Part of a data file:
====================

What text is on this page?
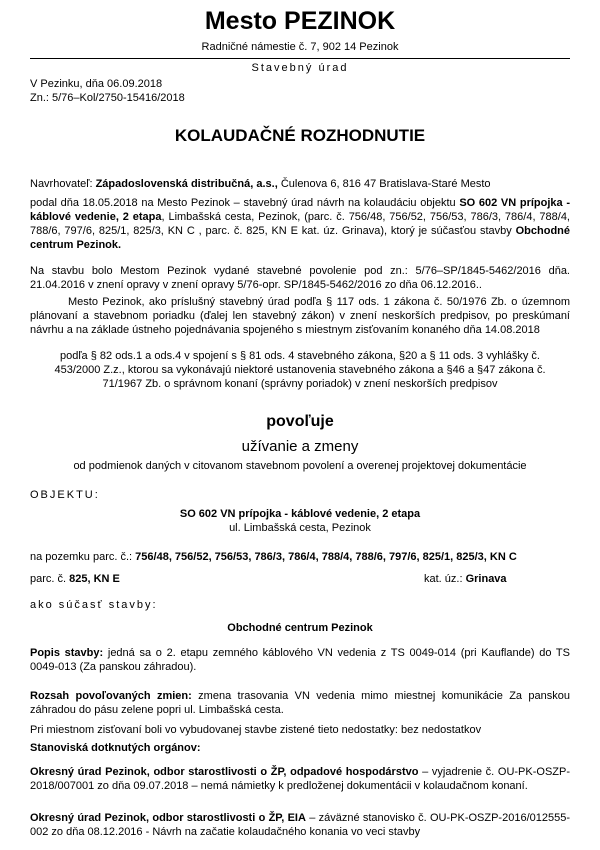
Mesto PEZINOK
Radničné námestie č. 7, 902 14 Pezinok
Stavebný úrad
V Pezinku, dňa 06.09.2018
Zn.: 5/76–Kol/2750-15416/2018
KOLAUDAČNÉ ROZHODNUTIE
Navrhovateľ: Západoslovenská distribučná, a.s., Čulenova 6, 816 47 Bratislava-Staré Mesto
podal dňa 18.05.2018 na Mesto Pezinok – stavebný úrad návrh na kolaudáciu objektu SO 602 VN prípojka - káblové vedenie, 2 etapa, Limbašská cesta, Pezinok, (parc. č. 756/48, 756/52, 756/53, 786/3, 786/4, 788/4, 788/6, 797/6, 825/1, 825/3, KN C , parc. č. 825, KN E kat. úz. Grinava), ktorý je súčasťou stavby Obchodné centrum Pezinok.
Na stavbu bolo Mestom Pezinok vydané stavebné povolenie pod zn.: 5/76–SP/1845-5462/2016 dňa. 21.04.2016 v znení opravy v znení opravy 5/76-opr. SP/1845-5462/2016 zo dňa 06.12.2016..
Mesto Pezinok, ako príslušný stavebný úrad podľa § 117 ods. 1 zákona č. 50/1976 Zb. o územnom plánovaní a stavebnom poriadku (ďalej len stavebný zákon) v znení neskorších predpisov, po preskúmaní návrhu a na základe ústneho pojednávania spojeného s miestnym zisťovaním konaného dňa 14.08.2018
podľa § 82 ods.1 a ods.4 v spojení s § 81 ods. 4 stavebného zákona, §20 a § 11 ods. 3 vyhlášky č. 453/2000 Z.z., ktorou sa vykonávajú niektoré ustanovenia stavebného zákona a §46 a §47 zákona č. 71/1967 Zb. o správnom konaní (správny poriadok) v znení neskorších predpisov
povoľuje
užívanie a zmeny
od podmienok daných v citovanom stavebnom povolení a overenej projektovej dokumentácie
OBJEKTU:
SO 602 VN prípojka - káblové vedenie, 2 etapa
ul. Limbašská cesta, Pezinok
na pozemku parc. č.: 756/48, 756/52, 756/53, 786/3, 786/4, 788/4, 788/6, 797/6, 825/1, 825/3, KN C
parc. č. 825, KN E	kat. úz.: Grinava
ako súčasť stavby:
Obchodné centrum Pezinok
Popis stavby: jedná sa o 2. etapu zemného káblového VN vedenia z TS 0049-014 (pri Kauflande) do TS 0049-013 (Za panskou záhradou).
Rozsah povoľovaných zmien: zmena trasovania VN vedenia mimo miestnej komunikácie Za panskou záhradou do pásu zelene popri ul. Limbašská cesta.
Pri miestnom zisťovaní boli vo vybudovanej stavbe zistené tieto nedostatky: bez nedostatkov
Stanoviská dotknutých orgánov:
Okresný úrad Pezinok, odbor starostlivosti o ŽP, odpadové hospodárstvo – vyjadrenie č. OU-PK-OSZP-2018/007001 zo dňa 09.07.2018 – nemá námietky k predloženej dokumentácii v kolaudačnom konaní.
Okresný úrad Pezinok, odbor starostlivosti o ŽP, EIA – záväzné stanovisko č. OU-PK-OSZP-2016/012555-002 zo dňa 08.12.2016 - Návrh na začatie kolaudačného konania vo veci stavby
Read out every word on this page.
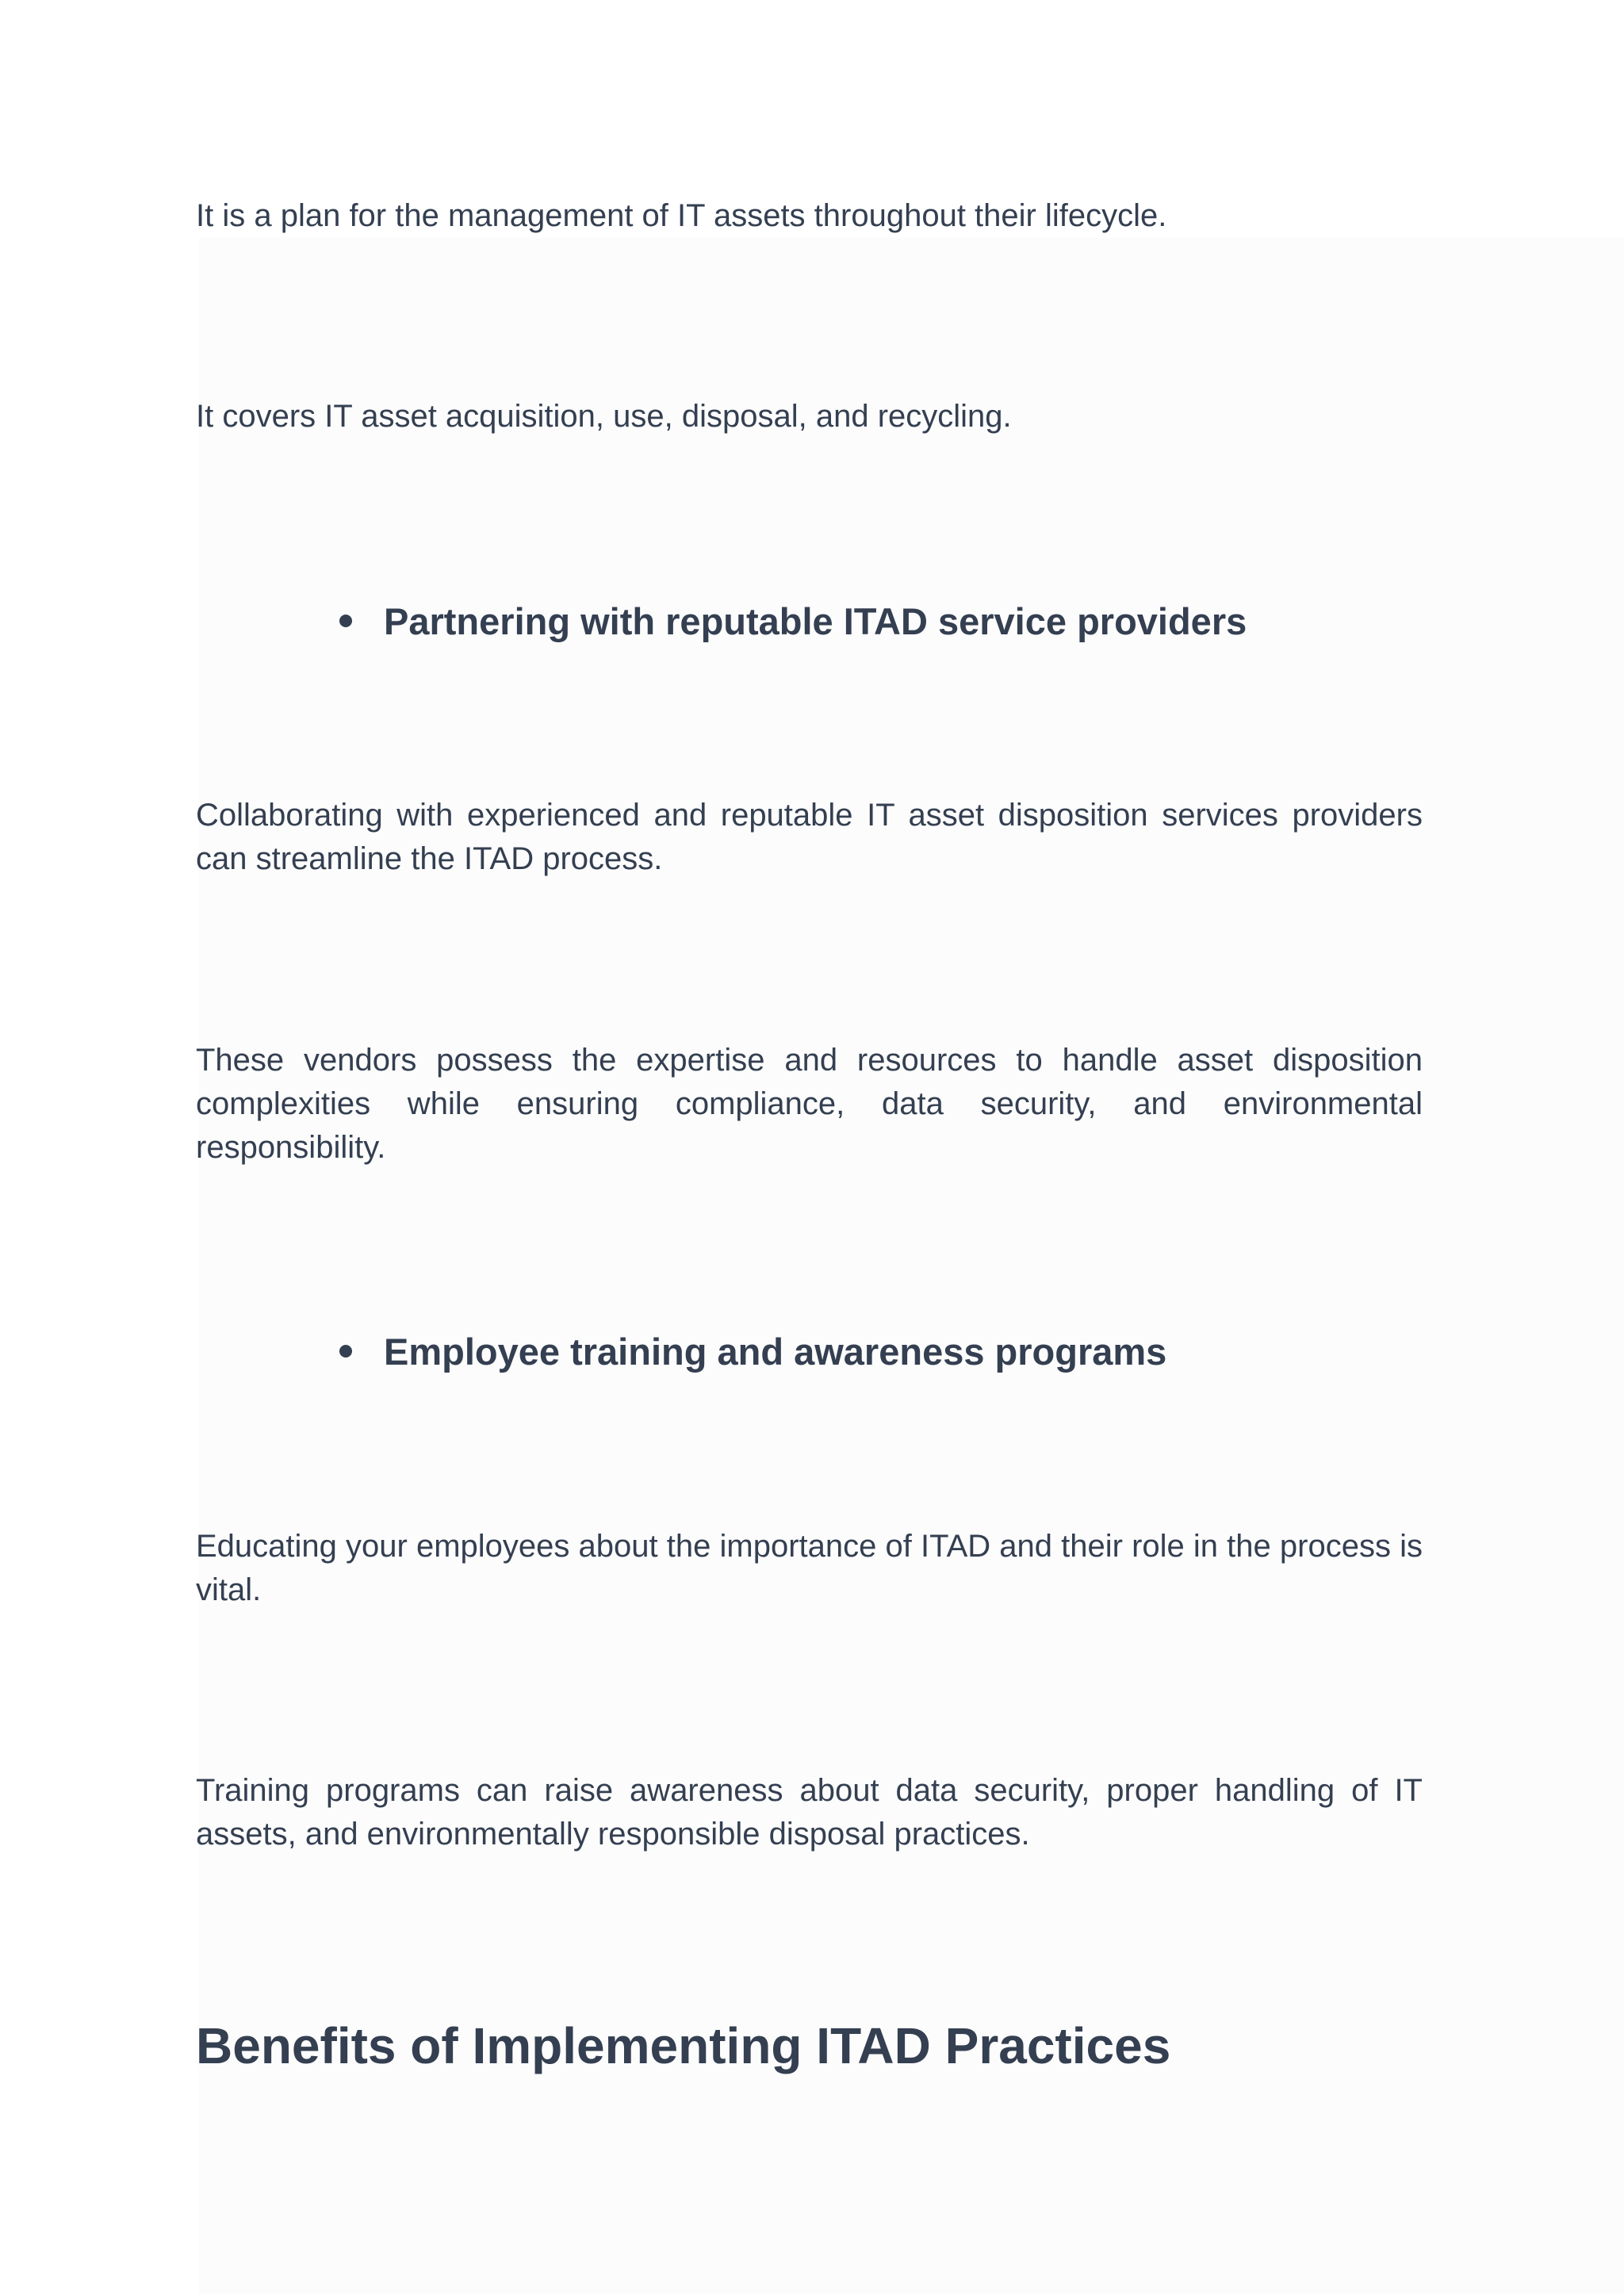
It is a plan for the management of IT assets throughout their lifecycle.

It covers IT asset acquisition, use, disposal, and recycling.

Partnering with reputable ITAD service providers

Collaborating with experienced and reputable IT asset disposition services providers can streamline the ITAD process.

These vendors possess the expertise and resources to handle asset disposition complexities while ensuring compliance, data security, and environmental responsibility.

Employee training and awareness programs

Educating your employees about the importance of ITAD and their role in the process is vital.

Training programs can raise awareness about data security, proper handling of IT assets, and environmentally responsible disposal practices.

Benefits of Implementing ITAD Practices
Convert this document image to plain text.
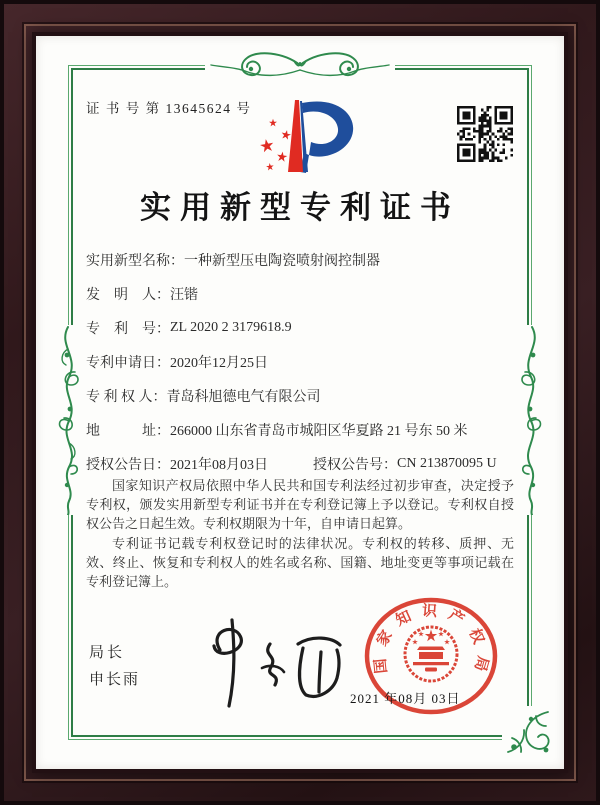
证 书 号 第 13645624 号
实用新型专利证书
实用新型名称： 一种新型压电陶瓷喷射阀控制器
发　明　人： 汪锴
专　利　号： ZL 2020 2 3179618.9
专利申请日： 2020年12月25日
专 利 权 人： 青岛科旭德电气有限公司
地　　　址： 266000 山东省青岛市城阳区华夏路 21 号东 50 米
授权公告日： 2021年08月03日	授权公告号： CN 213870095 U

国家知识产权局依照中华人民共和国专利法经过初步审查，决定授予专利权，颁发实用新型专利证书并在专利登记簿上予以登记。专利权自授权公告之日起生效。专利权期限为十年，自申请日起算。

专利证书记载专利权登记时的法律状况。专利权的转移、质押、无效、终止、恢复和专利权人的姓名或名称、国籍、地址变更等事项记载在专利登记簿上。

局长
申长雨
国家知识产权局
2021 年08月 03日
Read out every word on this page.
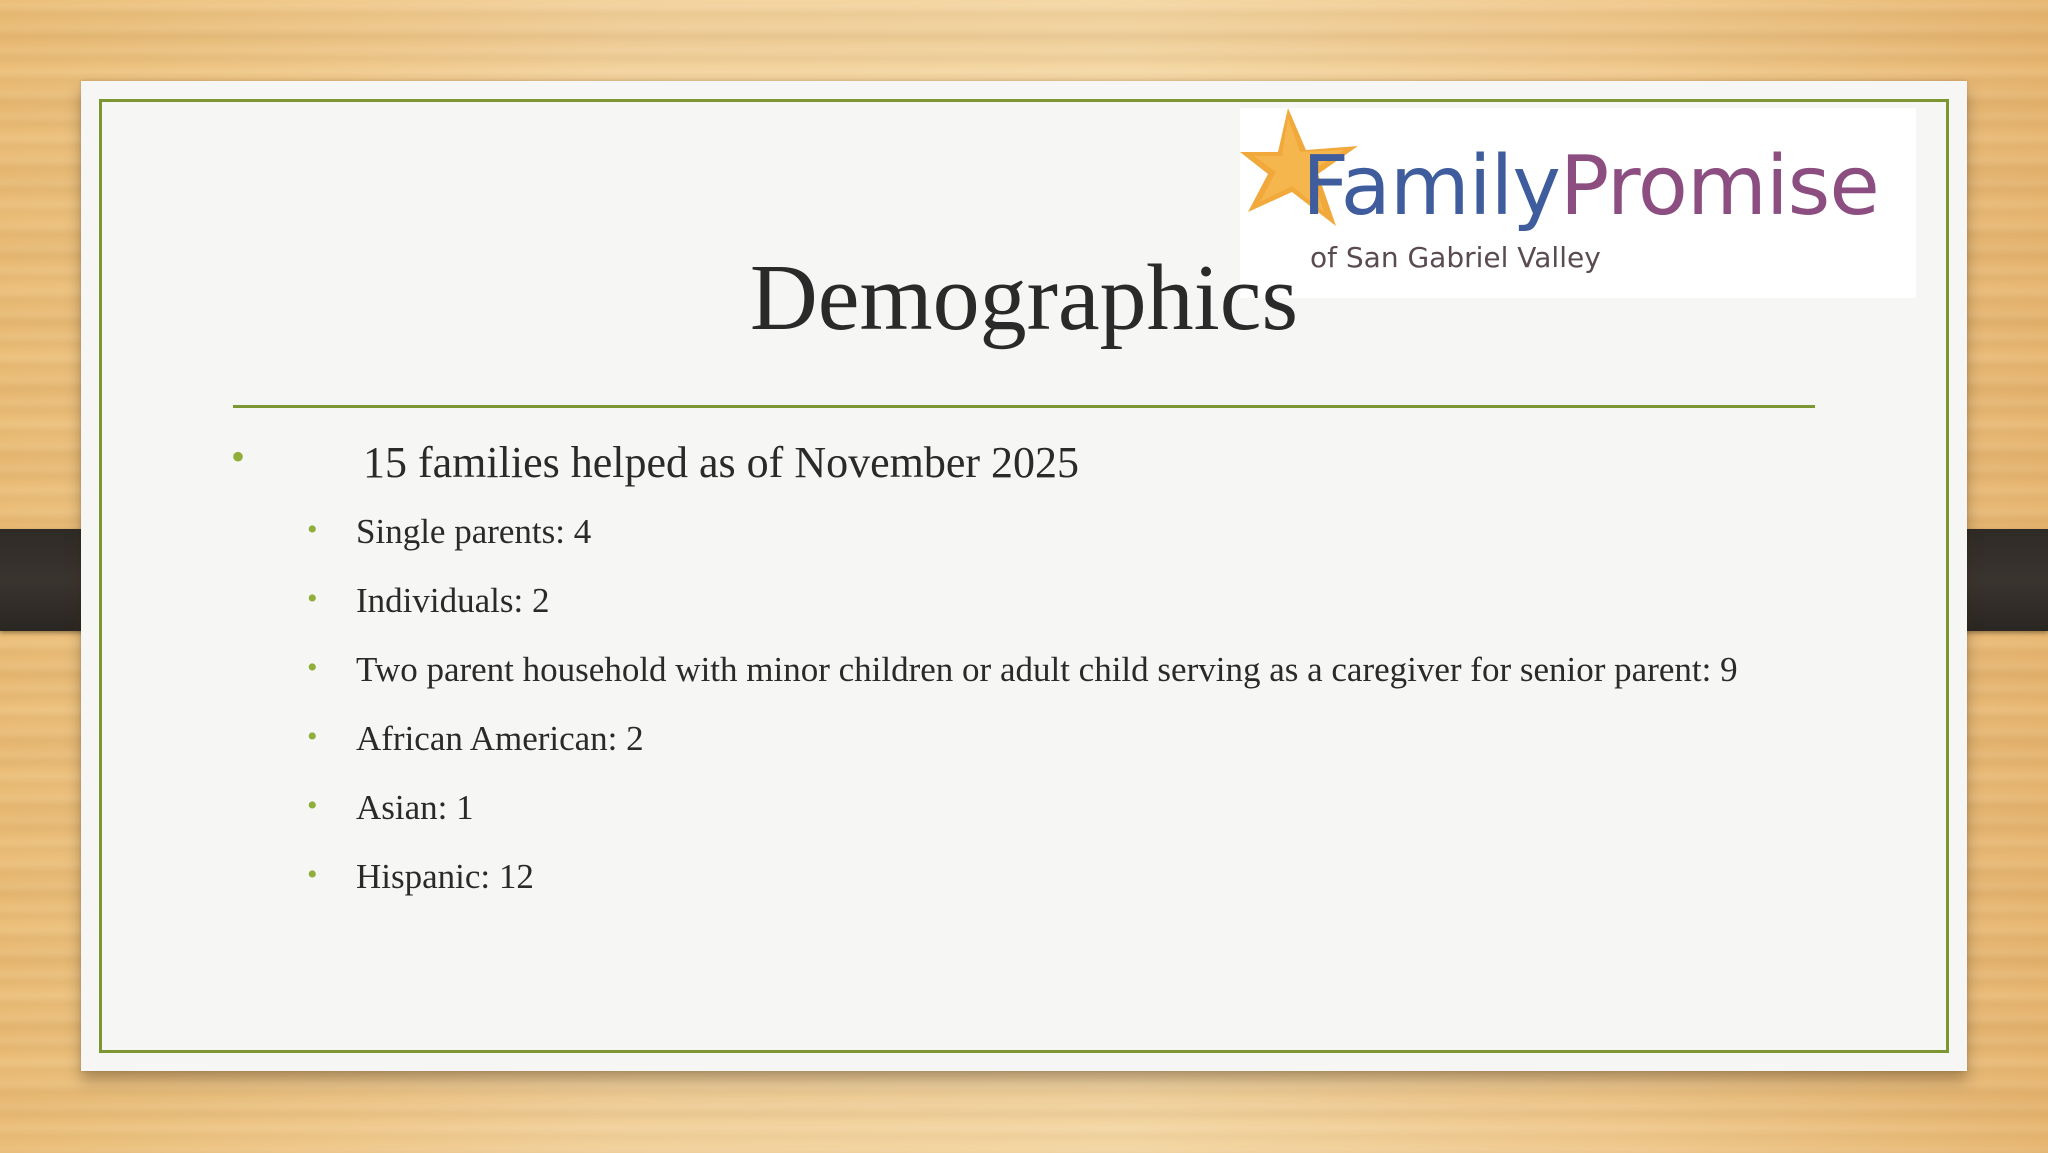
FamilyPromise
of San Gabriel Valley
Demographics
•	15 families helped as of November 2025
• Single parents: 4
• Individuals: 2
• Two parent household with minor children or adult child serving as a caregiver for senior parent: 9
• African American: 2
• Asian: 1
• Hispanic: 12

====================

▸ **Task brief**:
Locate each line containing the string "panskou" and show it.

▸ **Answer in full**:
Popis stavby: jedná sa o 2. etapu zemného káblového VN vedenia z TS 0049-014 (pri Kauflande) do TS 0049-013 (Za panskou záhradou).
Rozsah povoľovaných zmien: zmena trasovania VN vedenia mimo miestnej komunikácie Za panskou záhradou do pásu zelene popri ul. Limbašská cesta.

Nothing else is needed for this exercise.